● AVAILABLE RECORDS:
★ ★ ★ ★

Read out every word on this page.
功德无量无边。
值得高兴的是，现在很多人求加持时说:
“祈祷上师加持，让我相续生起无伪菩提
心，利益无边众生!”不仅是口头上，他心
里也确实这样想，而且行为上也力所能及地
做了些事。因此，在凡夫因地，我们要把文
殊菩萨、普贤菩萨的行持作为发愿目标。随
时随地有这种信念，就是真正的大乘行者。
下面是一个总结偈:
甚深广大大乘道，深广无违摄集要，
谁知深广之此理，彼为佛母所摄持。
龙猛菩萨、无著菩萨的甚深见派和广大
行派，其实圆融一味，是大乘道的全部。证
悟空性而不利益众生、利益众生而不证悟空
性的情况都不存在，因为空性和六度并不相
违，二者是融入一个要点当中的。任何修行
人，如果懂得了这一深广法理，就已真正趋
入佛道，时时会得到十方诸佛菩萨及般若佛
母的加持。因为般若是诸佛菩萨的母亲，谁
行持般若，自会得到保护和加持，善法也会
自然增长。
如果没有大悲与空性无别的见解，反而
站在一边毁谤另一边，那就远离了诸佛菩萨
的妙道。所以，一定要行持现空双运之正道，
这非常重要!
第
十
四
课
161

★ ★ ★ ★

Retype the entries exactly, including every line.

● FULL ANSWER:
Read out every word on this page.
功德无量无边。
值得高兴的是，现在很多人求加持时说:
“祈祷上师加持，让我相续生起无伪菩提
心，利益无边众生!”不仅是口头上，他心
里也确实这样想，而且行为上也力所能及地
做了些事。因此，在凡夫因地，我们要把文
殊菩萨、普贤菩萨的行持作为发愿目标。随
时随地有这种信念，就是真正的大乘行者。
下面是一个总结偈:
甚深广大大乘道，深广无违摄集要，
谁知深广之此理，彼为佛母所摄持。
龙猛菩萨、无著菩萨的甚深见派和广大
行派，其实圆融一味，是大乘道的全部。证
悟空性而不利益众生、利益众生而不证悟空
性的情况都不存在，因为空性和六度并不相
违，二者是融入一个要点当中的。任何修行
人，如果懂得了这一深广法理，就已真正趋
入佛道，时时会得到十方诸佛菩萨及般若佛
母的加持。因为般若是诸佛菩萨的母亲，谁
行持般若，自会得到保护和加持，善法也会
自然增长。
如果没有大悲与空性无别的见解，反而
站在一边毁谤另一边，那就远离了诸佛菩萨
的妙道。所以，一定要行持现空双运之正道，
这非常重要!
第
十
四
课
161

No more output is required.